:: Tasks ::
**a)** According to the text about Fyodor Konyukhov, in what year was he admitted to the Union of Artists of the USSR?
**b)** For each statement, say whether it agrees with the text about Fyodor Konyukhov, and quote the words that decide it: (i) Konyukhov's father was a fisherman on the Sea of Azov. (ii) Konyukhov served five years in the Soviet Navy. (iii) Konyukhov joined the Sculpture section of the Moscow Union of Artists in 1996.
**c)** Write the next part of the text about Fyodor Konyukhov, picking up after the final sentence of its Art section.

++++ Page text ++++

Fyodor Filippovich Konyukhov (Фёдор Филиппович Конюхов; born 12 December 1951 in Chkalovo, Pryazovskyi Raion, Zaporizhzhia Oblast, Ukrainian SSR) is a Russian survivalist, voyager and marine explorer. In December 2010 he became an Eastern Orthodox priest in the Ukrainian Orthodox Church (Moscow Patriarchate).

==Personal life==
Konyukhov was born in the village of Chkalovo, located in the Pryazovskyi Raion of Ukraine's Zaporizhzhia Oblast. His father was a fisherman on the Sea of Azov, while his grandfather had served in the same garrison as Georgy Sedov, an Arctic explorer. Supposedly Konyukhov attended a nautical school in Odesa and another in Leningrad earning a specialty in polar navigation. Supposedly he worked as a professional navigator and marine engineer. He served 3 years in the Soviet Navy. There is a legend that he was stationed in a Kaliningrad guardhouse with the Baltic Fleet when he volunteered for a 2.5 year tour of duty as a Soviet Marine sailing across the South China Sea as special forces delivering munitions to the Viet Cong during the Vietnam War. After his service in the Soviet Armed Forces, he left behind the terrible realities of war and completed a vocational arts school in Bobruisk which enabled him to become a successful painter and sculptor. Konyukhov is an ordained priest in the Ukrainian Orthodox Church (Moscow Patriarchate). He was made a deacon in 2010.

== Art ==
In 1983, Fyodor Konyukhov was admitted to the Union of Artists of the USSR (he was the youngest member at the time). Since 1996 he has been a member of the Moscow Union of Artists, Graphic Arts section; since 2001, a member of the Sculpture section as well.

++++ Record excerpts ++++

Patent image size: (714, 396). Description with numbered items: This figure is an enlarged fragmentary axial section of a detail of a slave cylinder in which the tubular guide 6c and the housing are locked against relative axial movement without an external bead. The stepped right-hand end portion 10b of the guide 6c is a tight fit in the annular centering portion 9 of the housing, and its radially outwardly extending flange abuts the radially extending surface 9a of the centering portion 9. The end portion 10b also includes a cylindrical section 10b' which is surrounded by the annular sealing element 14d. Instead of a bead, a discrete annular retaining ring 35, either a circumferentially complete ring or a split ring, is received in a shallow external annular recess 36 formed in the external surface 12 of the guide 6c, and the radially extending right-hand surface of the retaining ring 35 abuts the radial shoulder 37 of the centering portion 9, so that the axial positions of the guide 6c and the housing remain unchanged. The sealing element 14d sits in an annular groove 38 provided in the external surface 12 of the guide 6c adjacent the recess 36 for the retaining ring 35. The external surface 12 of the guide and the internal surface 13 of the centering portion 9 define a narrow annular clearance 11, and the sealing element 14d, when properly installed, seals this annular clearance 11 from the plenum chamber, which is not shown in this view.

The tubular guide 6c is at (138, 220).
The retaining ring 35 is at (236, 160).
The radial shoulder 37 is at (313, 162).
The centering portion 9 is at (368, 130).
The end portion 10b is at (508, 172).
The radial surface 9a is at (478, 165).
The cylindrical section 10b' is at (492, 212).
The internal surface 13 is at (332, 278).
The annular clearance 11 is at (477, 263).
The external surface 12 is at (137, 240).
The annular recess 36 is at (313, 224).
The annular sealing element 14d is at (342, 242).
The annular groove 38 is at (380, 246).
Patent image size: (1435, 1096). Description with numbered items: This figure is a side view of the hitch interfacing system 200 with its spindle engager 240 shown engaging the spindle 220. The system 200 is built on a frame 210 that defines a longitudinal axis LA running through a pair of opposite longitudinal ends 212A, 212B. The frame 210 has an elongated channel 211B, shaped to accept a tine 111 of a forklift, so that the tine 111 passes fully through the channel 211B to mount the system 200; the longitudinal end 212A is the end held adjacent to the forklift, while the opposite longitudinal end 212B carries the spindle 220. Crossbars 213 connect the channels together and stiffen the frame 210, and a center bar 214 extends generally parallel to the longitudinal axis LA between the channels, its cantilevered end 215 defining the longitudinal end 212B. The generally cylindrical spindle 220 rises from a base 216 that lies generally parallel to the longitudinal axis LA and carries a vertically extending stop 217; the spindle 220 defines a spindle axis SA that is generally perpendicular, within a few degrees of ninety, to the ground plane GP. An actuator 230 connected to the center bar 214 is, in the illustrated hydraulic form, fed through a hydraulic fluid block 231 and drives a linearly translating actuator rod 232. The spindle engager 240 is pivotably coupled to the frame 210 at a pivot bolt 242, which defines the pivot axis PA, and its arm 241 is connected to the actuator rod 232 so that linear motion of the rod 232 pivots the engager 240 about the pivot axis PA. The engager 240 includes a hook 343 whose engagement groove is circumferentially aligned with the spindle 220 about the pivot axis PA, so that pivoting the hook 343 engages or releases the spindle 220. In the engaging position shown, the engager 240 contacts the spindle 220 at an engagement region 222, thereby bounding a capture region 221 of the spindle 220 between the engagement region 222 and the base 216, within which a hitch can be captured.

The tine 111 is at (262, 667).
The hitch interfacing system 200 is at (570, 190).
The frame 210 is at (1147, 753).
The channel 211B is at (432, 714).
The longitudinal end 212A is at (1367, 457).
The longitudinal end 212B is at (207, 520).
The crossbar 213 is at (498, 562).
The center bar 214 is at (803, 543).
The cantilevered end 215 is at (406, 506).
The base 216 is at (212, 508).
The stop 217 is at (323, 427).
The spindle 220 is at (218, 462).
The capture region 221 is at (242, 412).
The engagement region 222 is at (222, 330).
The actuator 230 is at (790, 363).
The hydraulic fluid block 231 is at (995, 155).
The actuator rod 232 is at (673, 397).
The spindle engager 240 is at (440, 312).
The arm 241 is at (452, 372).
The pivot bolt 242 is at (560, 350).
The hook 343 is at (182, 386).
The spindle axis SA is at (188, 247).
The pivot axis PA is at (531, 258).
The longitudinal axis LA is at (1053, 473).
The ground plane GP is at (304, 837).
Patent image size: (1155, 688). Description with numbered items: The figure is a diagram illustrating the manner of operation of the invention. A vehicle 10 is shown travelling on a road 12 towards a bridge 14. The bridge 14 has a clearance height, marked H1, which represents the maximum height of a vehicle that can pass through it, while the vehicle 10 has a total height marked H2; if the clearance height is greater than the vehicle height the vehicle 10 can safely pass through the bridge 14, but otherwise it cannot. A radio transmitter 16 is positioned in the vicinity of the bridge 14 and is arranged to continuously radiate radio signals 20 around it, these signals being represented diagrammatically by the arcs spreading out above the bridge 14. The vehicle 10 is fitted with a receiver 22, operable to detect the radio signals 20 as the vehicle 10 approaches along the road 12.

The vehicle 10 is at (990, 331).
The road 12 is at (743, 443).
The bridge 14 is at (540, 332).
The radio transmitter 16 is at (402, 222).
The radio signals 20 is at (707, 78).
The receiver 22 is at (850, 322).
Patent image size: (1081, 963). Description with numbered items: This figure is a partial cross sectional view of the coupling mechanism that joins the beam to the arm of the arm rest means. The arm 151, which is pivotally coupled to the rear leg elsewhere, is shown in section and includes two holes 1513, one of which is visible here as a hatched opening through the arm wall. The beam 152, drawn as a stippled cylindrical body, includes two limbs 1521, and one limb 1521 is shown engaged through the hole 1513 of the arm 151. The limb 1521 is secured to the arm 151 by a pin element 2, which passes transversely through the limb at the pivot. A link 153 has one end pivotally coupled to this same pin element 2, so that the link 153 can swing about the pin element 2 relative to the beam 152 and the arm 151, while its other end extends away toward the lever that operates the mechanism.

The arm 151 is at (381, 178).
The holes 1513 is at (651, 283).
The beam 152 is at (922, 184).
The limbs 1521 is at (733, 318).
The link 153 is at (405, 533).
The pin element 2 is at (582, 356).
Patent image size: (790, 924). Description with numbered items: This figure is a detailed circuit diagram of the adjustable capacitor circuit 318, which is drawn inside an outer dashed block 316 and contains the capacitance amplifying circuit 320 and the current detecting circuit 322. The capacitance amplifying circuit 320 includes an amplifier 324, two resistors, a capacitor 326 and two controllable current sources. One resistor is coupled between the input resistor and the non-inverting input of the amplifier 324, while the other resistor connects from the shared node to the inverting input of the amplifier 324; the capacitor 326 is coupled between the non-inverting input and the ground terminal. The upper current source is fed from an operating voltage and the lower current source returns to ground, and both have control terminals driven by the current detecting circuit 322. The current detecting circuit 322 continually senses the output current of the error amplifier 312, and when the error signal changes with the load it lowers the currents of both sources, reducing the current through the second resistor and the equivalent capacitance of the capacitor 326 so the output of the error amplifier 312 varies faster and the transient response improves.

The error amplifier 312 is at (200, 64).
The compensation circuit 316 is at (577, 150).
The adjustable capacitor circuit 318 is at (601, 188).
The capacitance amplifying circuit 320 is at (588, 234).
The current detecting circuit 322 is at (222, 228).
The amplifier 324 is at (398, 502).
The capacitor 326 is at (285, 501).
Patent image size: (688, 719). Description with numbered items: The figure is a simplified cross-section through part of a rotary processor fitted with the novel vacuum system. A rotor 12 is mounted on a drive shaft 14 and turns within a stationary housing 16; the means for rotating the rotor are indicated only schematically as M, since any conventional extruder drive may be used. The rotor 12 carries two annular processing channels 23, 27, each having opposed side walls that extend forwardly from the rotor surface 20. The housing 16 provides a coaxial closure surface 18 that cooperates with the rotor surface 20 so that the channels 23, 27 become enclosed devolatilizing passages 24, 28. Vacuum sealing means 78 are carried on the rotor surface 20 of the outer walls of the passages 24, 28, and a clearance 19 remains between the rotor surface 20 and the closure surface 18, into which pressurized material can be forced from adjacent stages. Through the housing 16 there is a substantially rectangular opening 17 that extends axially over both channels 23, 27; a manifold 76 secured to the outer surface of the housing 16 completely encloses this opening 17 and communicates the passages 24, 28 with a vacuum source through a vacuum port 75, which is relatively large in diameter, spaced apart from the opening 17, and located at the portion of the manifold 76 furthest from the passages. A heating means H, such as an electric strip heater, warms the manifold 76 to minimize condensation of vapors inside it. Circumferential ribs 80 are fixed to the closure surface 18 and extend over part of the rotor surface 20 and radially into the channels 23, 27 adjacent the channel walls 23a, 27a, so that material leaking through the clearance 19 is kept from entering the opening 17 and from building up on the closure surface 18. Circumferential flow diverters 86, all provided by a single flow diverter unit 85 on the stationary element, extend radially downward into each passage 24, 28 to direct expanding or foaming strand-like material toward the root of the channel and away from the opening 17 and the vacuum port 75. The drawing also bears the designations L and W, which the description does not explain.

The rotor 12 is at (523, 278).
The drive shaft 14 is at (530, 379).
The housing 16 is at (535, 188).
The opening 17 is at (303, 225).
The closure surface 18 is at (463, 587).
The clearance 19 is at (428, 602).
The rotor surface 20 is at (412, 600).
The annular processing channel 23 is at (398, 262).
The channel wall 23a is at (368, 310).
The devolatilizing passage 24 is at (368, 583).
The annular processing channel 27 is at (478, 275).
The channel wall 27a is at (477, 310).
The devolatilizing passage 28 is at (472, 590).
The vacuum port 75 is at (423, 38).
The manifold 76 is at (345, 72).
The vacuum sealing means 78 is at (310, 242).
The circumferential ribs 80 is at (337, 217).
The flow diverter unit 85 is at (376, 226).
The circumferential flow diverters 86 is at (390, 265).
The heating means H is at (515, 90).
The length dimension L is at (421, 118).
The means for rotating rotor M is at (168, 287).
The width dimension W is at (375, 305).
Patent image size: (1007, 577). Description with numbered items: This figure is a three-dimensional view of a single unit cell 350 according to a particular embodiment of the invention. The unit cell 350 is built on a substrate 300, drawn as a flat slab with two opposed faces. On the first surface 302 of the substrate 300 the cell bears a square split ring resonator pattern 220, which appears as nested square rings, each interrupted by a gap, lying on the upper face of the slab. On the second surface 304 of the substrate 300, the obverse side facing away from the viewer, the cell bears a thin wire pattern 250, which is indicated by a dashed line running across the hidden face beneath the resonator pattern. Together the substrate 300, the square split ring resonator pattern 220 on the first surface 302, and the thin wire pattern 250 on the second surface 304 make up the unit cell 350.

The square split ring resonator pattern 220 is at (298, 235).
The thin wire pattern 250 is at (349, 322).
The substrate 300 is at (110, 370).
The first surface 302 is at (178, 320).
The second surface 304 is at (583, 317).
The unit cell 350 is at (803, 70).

++++

:: Your responses ::
**a)** 1983

**b)**
(i) Yes: "His father was a fisherman on the Sea of Azov"
(ii) No: "He served 3 years in the Soviet Navy."
(iii) No: "since 2001, a member of the Sculpture section as well."

**c)**
He is a winner of the Gold Medal of the Russian Arts Academy, an Honorary Academician of the Russian Arts Academy and the creator of more than 3,000 paintings. He has participated in a number of Russian and international exhibitions.

Fyodor Konyukhov becomes the first priest of the Russian Orthodox Church to successfully climbed Mt. Everest. He took the icon of St. Nicholas to the Summit with him.

2015 - Global Ambassadors for Australia Zoo Wildlife Warriors.

== Feats ==
Konyukhov is the only person to have reached such extreme points of the planet as the North Pole (three times), the South Pole, the Pole of Inaccessibility in the Arctic Ocean and the top of Mount Everest (twice) and also sailed around the world via Cape Horn 4 times.

He is also the first Russian to have climbed the three highest peaks in the world. Mount Everest, K2 and Kangchenjunga.

===Sailing===
In November 2000, Konyukhov was engaged in the French solo non-stop round the world yacht race "Vendée Globe" 2000-2001 (at first 24 skippers, then 15 rated) on the "Open 60" type "Modern University for the Humanities" yacht. Due to technical breakdown, Fyodor stopped at Sydney (AUS) and so was forfeited from the race. In 2020 Konyukhov remains the only Russian sailor to compete in this race.

In May 2008, Konyukhov completed a solo circumnavigation of Antarctica in a sailboat, becoming the second person to do so, since the first person was the Brazilian Amyr Klink. His attempt began on 26 January 2008 and took 102 days in total, with his route falling entirely between the 45th and 60th parallels south.

===Rowing===
Konyukhov has set world records, notably crossing the Atlantic Ocean in a row-boat URALAZ in 46 days, the best 24-hour distance in the same boat (110 miles).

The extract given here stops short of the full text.